Show all lines of the listing that hold the word "JSON".
[start]
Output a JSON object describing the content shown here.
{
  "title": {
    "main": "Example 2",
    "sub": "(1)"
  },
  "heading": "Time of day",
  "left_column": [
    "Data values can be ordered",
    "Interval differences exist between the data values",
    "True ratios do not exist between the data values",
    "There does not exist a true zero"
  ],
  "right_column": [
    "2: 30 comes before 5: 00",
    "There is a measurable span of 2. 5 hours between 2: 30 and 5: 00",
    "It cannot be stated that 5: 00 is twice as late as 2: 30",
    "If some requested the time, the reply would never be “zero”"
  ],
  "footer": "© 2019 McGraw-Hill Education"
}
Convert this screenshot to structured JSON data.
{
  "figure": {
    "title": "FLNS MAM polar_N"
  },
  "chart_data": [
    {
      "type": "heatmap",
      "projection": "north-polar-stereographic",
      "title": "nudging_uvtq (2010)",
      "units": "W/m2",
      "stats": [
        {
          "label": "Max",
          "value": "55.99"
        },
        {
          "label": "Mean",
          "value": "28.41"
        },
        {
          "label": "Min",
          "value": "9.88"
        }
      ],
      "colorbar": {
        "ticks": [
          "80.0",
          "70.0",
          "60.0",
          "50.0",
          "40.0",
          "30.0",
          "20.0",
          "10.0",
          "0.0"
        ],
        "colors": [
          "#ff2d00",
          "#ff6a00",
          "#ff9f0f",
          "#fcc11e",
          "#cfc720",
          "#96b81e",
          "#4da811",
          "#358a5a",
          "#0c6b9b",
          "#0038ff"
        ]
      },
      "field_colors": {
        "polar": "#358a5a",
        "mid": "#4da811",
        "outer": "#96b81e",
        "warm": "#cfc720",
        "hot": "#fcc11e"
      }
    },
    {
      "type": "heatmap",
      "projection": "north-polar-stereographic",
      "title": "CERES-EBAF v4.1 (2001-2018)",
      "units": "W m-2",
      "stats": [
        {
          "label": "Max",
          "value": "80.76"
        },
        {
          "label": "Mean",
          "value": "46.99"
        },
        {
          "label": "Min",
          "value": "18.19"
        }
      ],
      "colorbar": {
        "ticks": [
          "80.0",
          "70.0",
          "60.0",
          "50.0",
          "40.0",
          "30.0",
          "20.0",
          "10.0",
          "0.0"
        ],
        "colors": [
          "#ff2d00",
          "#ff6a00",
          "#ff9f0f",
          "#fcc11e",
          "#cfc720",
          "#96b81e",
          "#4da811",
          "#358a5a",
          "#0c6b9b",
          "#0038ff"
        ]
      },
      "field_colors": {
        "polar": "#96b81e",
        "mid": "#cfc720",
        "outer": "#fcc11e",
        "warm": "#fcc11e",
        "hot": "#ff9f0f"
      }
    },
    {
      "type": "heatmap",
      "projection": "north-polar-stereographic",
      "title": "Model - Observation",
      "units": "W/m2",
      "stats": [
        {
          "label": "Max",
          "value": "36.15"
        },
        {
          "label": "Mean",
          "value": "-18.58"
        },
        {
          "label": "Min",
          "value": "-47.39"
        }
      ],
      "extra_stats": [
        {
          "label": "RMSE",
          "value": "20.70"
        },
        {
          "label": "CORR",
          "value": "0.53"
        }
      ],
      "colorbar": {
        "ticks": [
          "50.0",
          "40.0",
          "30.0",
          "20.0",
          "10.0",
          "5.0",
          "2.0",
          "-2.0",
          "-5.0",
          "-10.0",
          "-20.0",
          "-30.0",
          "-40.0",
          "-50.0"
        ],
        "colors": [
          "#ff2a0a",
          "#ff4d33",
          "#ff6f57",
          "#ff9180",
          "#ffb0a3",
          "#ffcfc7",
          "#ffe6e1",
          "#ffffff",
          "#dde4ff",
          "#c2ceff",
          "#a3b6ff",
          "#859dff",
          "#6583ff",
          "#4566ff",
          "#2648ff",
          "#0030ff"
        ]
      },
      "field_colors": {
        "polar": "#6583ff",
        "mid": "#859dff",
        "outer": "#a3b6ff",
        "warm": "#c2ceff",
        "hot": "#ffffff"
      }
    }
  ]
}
[end]
▶ **Full answer**:
Output a JSON object describing the content shown here.
Convert this screenshot to structured JSON data.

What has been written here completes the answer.